● RECORDS FOR PROCESSING:

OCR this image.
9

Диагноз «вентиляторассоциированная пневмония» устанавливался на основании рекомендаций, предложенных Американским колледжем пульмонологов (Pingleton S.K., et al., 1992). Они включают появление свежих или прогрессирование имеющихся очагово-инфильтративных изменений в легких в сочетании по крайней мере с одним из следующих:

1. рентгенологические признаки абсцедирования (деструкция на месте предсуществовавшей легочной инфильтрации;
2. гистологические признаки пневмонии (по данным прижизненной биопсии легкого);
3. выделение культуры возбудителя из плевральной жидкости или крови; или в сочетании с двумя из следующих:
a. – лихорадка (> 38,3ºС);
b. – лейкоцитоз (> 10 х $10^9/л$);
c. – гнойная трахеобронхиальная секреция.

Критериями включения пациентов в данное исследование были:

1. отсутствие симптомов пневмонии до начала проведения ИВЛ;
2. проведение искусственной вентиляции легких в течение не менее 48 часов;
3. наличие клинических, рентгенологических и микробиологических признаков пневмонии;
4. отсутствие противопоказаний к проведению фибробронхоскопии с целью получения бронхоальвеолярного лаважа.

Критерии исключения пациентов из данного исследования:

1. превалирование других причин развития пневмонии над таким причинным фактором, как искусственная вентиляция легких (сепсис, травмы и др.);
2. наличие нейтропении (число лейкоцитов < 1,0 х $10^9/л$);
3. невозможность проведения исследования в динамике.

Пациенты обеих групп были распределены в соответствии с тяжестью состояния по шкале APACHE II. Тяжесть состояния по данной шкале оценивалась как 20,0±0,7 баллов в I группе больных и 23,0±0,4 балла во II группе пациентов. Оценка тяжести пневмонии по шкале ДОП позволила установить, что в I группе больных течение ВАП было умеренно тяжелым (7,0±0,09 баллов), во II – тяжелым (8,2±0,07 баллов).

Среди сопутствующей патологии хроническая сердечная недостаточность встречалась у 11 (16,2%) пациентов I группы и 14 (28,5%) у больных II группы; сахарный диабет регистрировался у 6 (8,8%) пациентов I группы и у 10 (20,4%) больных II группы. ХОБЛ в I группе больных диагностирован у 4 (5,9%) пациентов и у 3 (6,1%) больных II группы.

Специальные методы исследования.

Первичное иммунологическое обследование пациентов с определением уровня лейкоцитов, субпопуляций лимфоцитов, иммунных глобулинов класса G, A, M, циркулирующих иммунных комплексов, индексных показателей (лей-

==

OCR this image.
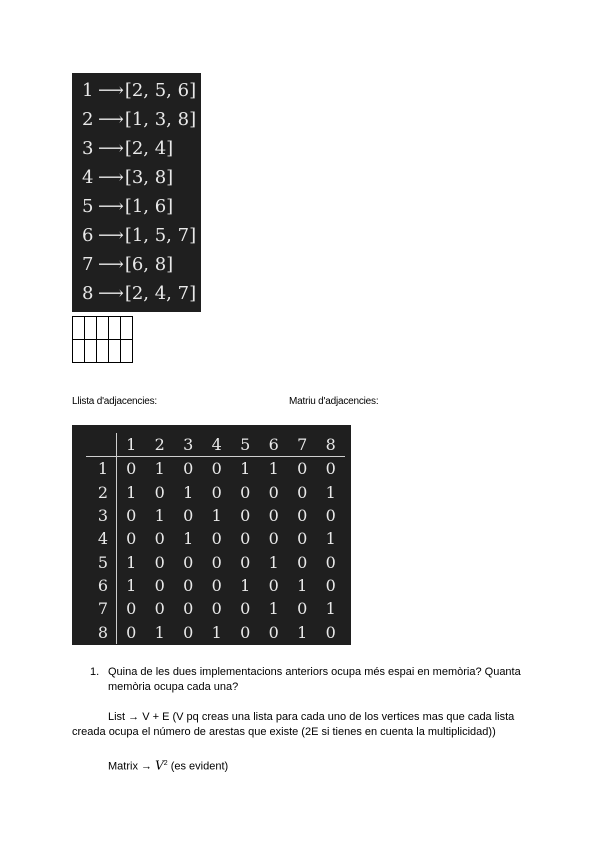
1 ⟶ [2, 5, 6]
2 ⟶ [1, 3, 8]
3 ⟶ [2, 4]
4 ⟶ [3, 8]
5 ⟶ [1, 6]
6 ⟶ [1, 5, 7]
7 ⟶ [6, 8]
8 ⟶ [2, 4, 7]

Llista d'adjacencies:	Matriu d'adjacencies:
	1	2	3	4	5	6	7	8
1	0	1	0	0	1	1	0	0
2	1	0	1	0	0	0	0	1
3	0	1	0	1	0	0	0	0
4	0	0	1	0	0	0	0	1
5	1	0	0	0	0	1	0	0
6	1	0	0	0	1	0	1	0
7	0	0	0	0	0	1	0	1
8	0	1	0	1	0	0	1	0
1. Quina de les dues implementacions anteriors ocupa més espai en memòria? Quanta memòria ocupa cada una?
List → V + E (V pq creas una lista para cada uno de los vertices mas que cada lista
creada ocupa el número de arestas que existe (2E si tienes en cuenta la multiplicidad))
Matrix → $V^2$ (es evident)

● OBJECTIVE:
Report all lines of the data that include the word "проведения".

● OUTPUT FOR THIS TASK:
1. отсутствие симптомов пневмонии до начала проведения ИВЛ;
3. невозможность проведения исследования в динамике.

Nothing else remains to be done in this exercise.